[START OF Input]
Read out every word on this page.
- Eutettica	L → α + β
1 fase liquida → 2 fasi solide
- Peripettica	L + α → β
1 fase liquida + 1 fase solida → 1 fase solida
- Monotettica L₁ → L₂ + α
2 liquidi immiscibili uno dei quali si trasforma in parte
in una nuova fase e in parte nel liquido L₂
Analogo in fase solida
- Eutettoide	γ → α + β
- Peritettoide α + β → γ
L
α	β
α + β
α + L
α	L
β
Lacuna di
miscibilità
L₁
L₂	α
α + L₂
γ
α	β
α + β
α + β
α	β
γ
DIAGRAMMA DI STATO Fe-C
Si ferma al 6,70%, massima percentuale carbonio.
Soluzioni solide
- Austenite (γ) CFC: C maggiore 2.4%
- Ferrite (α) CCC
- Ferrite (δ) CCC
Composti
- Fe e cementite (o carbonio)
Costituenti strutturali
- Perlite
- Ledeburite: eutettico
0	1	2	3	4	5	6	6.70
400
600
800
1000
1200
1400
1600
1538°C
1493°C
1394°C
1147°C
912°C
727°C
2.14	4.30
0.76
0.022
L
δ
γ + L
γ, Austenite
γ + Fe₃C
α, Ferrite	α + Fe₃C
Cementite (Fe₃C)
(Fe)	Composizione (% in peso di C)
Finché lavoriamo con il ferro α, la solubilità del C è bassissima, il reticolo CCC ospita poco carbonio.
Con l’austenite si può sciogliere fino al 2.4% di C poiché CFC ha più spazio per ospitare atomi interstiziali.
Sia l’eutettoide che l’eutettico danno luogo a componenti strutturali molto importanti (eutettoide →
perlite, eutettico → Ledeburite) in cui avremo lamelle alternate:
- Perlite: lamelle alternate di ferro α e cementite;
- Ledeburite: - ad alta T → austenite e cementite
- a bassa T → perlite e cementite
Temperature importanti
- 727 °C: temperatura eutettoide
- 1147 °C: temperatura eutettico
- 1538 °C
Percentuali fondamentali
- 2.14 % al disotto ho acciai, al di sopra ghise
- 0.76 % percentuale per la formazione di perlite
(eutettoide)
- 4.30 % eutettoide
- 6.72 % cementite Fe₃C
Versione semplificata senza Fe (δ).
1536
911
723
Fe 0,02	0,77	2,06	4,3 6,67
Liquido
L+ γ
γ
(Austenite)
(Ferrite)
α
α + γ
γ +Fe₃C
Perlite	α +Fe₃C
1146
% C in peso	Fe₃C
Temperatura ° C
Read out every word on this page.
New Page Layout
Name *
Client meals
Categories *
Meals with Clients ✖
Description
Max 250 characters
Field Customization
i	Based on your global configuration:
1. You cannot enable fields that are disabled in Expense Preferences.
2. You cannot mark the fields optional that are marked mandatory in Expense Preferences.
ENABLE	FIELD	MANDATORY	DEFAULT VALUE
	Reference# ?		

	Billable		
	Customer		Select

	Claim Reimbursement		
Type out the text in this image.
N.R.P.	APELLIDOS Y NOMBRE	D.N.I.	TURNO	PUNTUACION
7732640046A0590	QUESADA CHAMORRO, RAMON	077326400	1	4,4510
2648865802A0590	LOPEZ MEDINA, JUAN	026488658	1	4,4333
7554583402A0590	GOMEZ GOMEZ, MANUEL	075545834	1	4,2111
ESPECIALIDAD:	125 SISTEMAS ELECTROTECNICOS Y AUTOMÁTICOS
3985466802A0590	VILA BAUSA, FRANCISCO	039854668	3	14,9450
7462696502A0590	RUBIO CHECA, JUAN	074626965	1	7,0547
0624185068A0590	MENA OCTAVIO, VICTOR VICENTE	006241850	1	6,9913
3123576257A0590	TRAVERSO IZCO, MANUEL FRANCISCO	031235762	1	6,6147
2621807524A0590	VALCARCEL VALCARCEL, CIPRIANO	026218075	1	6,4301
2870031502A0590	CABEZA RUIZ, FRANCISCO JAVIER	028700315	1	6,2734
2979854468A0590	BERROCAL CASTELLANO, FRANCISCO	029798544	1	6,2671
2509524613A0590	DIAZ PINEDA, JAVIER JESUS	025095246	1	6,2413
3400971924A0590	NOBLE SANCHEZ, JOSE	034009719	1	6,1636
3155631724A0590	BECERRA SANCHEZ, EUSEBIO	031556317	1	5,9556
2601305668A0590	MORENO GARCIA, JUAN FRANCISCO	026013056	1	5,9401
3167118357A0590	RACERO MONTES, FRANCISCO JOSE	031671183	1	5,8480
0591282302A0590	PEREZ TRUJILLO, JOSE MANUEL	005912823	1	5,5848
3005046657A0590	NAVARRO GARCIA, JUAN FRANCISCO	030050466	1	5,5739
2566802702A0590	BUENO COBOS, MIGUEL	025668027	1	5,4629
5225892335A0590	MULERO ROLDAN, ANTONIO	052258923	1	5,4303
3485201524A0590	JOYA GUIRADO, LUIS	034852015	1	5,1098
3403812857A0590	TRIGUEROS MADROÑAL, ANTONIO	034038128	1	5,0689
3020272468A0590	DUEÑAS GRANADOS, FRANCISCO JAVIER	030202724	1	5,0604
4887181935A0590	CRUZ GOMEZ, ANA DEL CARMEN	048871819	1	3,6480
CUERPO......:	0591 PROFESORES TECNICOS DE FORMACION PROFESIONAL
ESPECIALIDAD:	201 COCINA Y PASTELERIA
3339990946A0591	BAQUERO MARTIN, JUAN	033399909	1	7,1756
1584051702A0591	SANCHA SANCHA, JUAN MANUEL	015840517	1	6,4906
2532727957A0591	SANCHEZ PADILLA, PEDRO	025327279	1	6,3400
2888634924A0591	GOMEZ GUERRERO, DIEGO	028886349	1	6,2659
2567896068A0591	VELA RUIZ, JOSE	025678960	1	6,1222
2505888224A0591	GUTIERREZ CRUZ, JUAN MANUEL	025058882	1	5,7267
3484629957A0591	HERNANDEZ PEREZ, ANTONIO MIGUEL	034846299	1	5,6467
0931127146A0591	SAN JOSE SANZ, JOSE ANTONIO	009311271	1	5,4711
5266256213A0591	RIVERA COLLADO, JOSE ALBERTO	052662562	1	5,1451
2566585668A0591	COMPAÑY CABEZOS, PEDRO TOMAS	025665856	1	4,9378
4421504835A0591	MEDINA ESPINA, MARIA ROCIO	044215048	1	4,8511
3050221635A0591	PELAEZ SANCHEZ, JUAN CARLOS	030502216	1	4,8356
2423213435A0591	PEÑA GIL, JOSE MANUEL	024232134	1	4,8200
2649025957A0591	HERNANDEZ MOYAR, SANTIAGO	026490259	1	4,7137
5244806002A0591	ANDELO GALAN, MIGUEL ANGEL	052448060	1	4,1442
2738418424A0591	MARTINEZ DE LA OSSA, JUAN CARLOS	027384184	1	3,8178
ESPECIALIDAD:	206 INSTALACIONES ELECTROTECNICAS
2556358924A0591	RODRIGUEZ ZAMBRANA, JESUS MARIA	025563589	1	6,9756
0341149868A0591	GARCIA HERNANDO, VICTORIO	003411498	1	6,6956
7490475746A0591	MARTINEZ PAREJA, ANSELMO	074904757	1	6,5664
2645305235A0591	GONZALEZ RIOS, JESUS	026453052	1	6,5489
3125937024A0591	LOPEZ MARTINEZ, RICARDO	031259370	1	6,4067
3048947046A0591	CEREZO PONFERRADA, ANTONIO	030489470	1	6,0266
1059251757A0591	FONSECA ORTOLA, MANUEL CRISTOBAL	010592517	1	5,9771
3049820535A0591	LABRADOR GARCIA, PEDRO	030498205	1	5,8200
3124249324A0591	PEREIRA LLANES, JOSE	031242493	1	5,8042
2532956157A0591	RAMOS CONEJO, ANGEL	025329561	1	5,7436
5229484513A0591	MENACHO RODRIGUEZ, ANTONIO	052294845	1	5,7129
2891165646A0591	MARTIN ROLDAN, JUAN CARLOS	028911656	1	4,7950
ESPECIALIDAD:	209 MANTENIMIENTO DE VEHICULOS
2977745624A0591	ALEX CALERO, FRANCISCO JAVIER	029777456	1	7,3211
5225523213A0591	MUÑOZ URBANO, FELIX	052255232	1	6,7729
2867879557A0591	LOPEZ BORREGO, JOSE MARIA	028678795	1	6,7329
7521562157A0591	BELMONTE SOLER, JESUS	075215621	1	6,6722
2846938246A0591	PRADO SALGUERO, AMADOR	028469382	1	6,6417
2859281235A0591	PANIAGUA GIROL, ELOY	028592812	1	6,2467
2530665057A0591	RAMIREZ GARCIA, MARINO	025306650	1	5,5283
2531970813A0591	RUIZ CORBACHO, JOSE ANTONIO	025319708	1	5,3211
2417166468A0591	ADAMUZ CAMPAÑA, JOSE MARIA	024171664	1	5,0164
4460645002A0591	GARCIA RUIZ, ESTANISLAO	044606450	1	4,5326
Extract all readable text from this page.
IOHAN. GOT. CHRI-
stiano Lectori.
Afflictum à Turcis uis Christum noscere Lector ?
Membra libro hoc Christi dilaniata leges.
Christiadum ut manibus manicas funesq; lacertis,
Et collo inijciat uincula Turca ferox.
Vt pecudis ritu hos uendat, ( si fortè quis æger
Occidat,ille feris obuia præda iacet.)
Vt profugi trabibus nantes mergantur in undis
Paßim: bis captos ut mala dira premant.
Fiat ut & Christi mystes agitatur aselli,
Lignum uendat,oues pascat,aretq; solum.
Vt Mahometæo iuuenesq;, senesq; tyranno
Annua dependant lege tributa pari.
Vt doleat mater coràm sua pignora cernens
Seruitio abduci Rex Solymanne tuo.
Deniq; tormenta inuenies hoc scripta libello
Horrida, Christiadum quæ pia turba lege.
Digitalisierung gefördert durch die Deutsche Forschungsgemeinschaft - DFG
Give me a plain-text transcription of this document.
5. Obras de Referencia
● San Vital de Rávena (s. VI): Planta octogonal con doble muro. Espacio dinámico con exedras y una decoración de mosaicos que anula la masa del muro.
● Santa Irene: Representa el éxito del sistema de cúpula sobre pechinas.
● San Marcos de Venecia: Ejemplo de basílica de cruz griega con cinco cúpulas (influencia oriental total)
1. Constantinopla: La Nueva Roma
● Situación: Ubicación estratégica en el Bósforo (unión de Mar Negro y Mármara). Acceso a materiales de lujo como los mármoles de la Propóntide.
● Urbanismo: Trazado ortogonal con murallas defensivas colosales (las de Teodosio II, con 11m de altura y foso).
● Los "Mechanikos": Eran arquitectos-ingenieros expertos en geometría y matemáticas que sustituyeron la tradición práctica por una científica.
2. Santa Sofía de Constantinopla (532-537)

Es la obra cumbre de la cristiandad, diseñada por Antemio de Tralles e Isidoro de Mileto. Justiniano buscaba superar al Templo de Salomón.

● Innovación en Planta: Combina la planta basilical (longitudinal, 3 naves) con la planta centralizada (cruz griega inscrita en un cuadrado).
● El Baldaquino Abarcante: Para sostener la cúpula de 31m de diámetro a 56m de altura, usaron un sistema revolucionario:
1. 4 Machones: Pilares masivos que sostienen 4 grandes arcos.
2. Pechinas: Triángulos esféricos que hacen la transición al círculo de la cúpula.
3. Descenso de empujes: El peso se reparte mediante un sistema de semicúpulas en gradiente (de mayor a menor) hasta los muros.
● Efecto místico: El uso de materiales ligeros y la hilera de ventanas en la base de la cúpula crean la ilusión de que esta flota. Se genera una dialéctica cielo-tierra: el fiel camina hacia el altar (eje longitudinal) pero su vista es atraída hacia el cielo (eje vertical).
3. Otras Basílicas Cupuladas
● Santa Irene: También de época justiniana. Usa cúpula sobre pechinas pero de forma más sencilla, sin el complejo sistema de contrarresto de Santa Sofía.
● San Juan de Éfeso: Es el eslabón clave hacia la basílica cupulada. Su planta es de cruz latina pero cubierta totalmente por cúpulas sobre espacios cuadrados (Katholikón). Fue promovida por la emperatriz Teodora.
[END OF Input]
• **What the task asks**:
Check each line above for "pero" and return the ones that have it.

• **Task answer**:
● Efecto místico: El uso de materiales ligeros y la hilera de ventanas en la base de la cúpula crean la ilusión de que esta flota. Se genera una dialéctica cielo-tierra: el fiel camina hacia el altar (eje longitudinal) pero su vista es atraída hacia el cielo (eje vertical).
● Santa Irene: También de época justiniana. Usa cúpula sobre pechinas pero de forma más sencilla, sin el complejo sistema de contrarresto de Santa Sofía.
● San Juan de Éfeso: Es el eslabón clave hacia la basílica cupulada. Su planta es de cruz latina pero cubierta totalmente por cúpulas sobre espacios cuadrados (Katholikón). Fue promovida por la emperatriz Teodora.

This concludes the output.